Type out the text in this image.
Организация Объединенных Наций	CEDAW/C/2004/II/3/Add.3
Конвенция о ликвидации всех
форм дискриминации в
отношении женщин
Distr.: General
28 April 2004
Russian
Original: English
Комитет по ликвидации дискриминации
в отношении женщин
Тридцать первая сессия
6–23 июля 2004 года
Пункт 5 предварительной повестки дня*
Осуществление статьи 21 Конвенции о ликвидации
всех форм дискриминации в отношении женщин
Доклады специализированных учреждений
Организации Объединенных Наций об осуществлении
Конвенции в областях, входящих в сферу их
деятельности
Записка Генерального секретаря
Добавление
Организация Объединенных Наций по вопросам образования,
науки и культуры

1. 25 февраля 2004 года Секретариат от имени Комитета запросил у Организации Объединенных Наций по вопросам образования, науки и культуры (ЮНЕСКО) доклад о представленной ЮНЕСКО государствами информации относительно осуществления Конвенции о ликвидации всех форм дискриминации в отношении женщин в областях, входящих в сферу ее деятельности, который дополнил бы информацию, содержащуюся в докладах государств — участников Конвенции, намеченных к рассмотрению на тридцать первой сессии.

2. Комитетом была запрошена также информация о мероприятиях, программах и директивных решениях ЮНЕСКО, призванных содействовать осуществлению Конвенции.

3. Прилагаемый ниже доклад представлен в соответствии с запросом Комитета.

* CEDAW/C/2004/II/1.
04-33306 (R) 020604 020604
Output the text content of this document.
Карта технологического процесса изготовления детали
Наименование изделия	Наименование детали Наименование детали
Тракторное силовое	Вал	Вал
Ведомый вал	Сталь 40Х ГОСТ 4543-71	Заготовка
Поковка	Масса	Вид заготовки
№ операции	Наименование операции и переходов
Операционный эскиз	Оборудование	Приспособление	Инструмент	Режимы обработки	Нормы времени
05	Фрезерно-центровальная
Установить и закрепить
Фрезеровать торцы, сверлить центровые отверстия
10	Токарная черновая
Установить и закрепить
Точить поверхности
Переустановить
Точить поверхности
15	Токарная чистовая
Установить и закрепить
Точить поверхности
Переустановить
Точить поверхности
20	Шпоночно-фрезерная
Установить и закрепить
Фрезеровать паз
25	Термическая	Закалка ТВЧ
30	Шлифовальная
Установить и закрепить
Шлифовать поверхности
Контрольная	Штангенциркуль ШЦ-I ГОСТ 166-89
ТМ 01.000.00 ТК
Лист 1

*Task brief*
Every record should be repeated exactly; please leave none out.

*Reply*
Type out the text in this image.
Организация Объединенных Наций	CEDAW/C/2004/II/3/Add.3
Конвенция о ликвидации всех
форм дискриминации в
отношении женщин
Distr.: General
28 April 2004
Russian
Original: English
Комитет по ликвидации дискриминации
в отношении женщин
Тридцать первая сессия
6–23 июля 2004 года
Пункт 5 предварительной повестки дня*
Осуществление статьи 21 Конвенции о ликвидации
всех форм дискриминации в отношении женщин
Доклады специализированных учреждений
Организации Объединенных Наций об осуществлении
Конвенции в областях, входящих в сферу их
деятельности
Записка Генерального секретаря
Добавление
Организация Объединенных Наций по вопросам образования,
науки и культуры

1. 25 февраля 2004 года Секретариат от имени Комитета запросил у Организации Объединенных Наций по вопросам образования, науки и культуры (ЮНЕСКО) доклад о представленной ЮНЕСКО государствами информации относительно осуществления Конвенции о ликвидации всех форм дискриминации в отношении женщин в областях, входящих в сферу ее деятельности, который дополнил бы информацию, содержащуюся в докладах государств — участников Конвенции, намеченных к рассмотрению на тридцать первой сессии.

2. Комитетом была запрошена также информация о мероприятиях, программах и директивных решениях ЮНЕСКО, призванных содействовать осуществлению Конвенции.

3. Прилагаемый ниже доклад представлен в соответствии с запросом Комитета.

* CEDAW/C/2004/II/1.
04-33306 (R) 020604 020604
Output the text content of this document.
Карта технологического процесса изготовления детали
Наименование изделия	Наименование детали Наименование детали
Тракторное силовое	Вал	Вал
Ведомый вал	Сталь 40Х ГОСТ 4543-71	Заготовка
Поковка	Масса	Вид заготовки
№ операции	Наименование операции и переходов
Операционный эскиз	Оборудование	Приспособление	Инструмент	Режимы обработки	Нормы времени
05	Фрезерно-центровальная
Установить и закрепить
Фрезеровать торцы, сверлить центровые отверстия
10	Токарная черновая
Установить и закрепить
Точить поверхности
Переустановить
Точить поверхности
15	Токарная чистовая
Установить и закрепить
Точить поверхности
Переустановить
Точить поверхности
20	Шпоночно-фрезерная
Установить и закрепить
Фрезеровать паз
25	Термическая	Закалка ТВЧ
30	Шлифовальная
Установить и закрепить
Шлифовать поверхности
Контрольная	Штангенциркуль ШЦ-I ГОСТ 166-89
ТМ 01.000.00 ТК
Лист 1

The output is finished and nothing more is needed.